▸ **Task details**: Collect from the data below each line with "Mean".

#### Provided data

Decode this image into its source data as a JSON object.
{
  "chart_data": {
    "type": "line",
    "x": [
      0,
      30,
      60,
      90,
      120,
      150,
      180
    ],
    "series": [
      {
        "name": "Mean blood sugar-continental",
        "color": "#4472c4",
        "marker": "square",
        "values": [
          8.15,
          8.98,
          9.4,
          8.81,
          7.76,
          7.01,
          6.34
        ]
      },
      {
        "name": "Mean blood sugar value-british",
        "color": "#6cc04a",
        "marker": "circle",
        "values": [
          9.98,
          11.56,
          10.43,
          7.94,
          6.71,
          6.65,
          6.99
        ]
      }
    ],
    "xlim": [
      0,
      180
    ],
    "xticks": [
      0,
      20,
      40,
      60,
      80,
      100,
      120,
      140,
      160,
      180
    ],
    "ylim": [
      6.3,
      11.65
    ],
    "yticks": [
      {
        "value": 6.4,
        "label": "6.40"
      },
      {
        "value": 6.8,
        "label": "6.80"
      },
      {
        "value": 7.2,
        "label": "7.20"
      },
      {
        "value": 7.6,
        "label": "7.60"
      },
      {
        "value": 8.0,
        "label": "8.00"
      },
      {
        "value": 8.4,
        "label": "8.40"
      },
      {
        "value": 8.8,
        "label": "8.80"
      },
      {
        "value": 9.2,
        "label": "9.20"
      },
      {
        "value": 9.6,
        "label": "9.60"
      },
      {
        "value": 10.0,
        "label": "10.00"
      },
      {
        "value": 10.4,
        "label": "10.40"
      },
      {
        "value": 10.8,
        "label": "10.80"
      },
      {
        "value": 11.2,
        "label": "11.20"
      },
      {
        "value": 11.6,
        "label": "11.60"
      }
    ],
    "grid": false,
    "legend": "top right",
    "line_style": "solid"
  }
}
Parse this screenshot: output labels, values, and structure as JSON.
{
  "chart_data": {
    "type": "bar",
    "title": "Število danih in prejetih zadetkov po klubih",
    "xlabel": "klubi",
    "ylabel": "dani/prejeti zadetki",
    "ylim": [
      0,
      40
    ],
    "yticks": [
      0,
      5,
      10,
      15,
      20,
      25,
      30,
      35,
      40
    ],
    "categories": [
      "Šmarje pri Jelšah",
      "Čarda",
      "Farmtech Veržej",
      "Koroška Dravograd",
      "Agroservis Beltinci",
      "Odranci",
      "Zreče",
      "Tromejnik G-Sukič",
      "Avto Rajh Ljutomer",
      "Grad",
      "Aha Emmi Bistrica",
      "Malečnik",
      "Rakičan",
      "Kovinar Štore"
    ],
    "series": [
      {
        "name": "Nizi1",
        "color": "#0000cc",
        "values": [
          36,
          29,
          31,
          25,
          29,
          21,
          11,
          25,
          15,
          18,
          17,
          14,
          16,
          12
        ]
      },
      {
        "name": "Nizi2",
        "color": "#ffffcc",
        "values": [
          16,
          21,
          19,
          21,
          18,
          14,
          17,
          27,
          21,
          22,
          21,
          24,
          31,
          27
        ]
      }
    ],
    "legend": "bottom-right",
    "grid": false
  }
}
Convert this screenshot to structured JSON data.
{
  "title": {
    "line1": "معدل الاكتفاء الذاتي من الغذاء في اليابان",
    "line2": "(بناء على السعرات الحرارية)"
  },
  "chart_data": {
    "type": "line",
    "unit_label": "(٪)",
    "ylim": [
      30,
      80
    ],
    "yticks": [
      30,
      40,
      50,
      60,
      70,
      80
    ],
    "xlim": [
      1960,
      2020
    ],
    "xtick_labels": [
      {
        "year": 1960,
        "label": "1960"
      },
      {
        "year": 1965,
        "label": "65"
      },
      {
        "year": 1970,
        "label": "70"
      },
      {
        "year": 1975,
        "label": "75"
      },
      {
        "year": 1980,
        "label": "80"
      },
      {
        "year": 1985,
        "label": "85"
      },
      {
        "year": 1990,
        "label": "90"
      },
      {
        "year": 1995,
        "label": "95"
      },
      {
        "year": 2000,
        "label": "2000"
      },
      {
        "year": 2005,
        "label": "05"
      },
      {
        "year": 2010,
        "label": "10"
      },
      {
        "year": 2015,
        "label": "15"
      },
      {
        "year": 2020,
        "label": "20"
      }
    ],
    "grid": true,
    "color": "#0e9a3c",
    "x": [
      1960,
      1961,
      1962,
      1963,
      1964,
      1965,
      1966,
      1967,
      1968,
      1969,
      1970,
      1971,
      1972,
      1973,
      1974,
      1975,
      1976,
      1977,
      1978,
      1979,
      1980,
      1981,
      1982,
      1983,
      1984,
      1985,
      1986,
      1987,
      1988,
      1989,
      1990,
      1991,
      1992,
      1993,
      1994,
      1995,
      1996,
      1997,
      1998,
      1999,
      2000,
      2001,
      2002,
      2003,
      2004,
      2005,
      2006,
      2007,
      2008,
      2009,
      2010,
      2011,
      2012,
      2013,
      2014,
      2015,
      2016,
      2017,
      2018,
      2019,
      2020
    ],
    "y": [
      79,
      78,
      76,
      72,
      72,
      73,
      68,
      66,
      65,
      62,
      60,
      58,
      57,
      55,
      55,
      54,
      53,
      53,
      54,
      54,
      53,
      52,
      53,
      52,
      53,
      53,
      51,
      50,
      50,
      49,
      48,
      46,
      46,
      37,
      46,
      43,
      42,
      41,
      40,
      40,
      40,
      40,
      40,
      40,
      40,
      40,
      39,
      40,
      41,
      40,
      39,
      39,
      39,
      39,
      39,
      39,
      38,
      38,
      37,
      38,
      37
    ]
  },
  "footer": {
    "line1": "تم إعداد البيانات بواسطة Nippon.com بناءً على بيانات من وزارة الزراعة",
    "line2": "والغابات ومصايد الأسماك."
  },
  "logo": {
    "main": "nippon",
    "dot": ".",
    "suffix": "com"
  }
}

########

▸ **Solution for this task**:
        "name": "Mean blood sugar-continental",
        "name": "Mean blood sugar value-british",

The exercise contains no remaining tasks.